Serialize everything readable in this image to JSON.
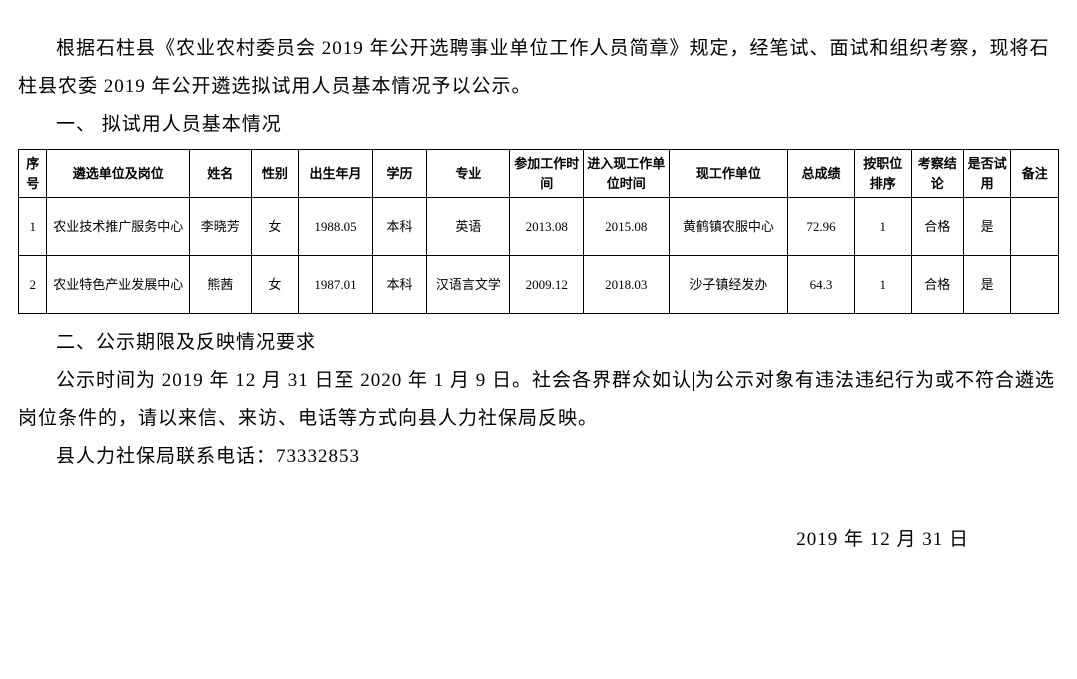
{
  "intro": {
    "para1": "根据石柱县《农业农村委员会 2019 年公开选聘事业单位工作人员简章》规定，经笔试、面试和组织考察，现将石柱县农委 2019 年公开遴选拟试用人员基本情况予以公示。"
  },
  "section1": {
    "header": "一、 拟试用人员基本情况"
  },
  "table": {
    "headers": {
      "seq": "序号",
      "unit": "遴选单位及岗位",
      "name": "姓名",
      "gender": "性别",
      "birth": "出生年月",
      "edu": "学历",
      "major": "专业",
      "worktime": "参加工作时间",
      "currenttime": "进入现工作单位时间",
      "currentunit": "现工作单位",
      "score": "总成绩",
      "rank": "按职位排序",
      "result": "考察结论",
      "trial": "是否试用",
      "note": "备注"
    },
    "rows": [
      {
        "seq": "1",
        "unit": "农业技术推广服务中心",
        "name": "李晓芳",
        "gender": "女",
        "birth": "1988.05",
        "edu": "本科",
        "major": "英语",
        "worktime": "2013.08",
        "currenttime": "2015.08",
        "currentunit": "黄鹤镇农服中心",
        "score": "72.96",
        "rank": "1",
        "result": "合格",
        "trial": "是",
        "note": ""
      },
      {
        "seq": "2",
        "unit": "农业特色产业发展中心",
        "name": "熊茜",
        "gender": "女",
        "birth": "1987.01",
        "edu": "本科",
        "major": "汉语言文学",
        "worktime": "2009.12",
        "currenttime": "2018.03",
        "currentunit": "沙子镇经发办",
        "score": "64.3",
        "rank": "1",
        "result": "合格",
        "trial": "是",
        "note": ""
      }
    ]
  },
  "section2": {
    "header": "二、公示期限及反映情况要求",
    "para_a": "公示时间为 2019 年 12 月 31 日至 2020 年 1 月 9 日。社会各界群众如认",
    "para_b": "为公示对象有违法违纪行为或不符合遴选岗位条件的，请以来信、来访、电话等方式向县人力社保局反映。",
    "contact": "县人力社保局联系电话：73332853"
  },
  "date": "2019 年 12 月 31 日",
  "styling": {
    "body_font_size": 19,
    "table_font_size": 13,
    "text_color": "#000000",
    "background_color": "#ffffff",
    "border_color": "#000000",
    "line_height": 2.0
  }
}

┄┄┄┄┄┄┄┄┄┄

● Work instructions:
Each record should be quoted exactly, with the images omitted.

● Complete response:
Serialize everything readable in this image to JSON.
{
  "intro": {
    "para1": "根据石柱县《农业农村委员会 2019 年公开选聘事业单位工作人员简章》规定，经笔试、面试和组织考察，现将石柱县农委 2019 年公开遴选拟试用人员基本情况予以公示。"
  },
  "section1": {
    "header": "一、 拟试用人员基本情况"
  },
  "table": {
    "headers": {
      "seq": "序号",
      "unit": "遴选单位及岗位",
      "name": "姓名",
      "gender": "性别",
      "birth": "出生年月",
      "edu": "学历",
      "major": "专业",
      "worktime": "参加工作时间",
      "currenttime": "进入现工作单位时间",
      "currentunit": "现工作单位",
      "score": "总成绩",
      "rank": "按职位排序",
      "result": "考察结论",
      "trial": "是否试用",
      "note": "备注"
    },
    "rows": [
      {
        "seq": "1",
        "unit": "农业技术推广服务中心",
        "name": "李晓芳",
        "gender": "女",
        "birth": "1988.05",
        "edu": "本科",
        "major": "英语",
        "worktime": "2013.08",
        "currenttime": "2015.08",
        "currentunit": "黄鹤镇农服中心",
        "score": "72.96",
        "rank": "1",
        "result": "合格",
        "trial": "是",
        "note": ""
      },
      {
        "seq": "2",
        "unit": "农业特色产业发展中心",
        "name": "熊茜",
        "gender": "女",
        "birth": "1987.01",
        "edu": "本科",
        "major": "汉语言文学",
        "worktime": "2009.12",
        "currenttime": "2018.03",
        "currentunit": "沙子镇经发办",
        "score": "64.3",
        "rank": "1",
        "result": "合格",
        "trial": "是",
        "note": ""
      }
    ]
  },
  "section2": {
    "header": "二、公示期限及反映情况要求",
    "para_a": "公示时间为 2019 年 12 月 31 日至 2020 年 1 月 9 日。社会各界群众如认",
    "para_b": "为公示对象有违法违纪行为或不符合遴选岗位条件的，请以来信、来访、电话等方式向县人力社保局反映。",
    "contact": "县人力社保局联系电话：73332853"
  },
  "date": "2019 年 12 月 31 日",
  "styling": {
    "body_font_size": 19,
    "table_font_size": 13,
    "text_color": "#000000",
    "background_color": "#ffffff",
    "border_color": "#000000",
    "line_height": 2.0
  }
}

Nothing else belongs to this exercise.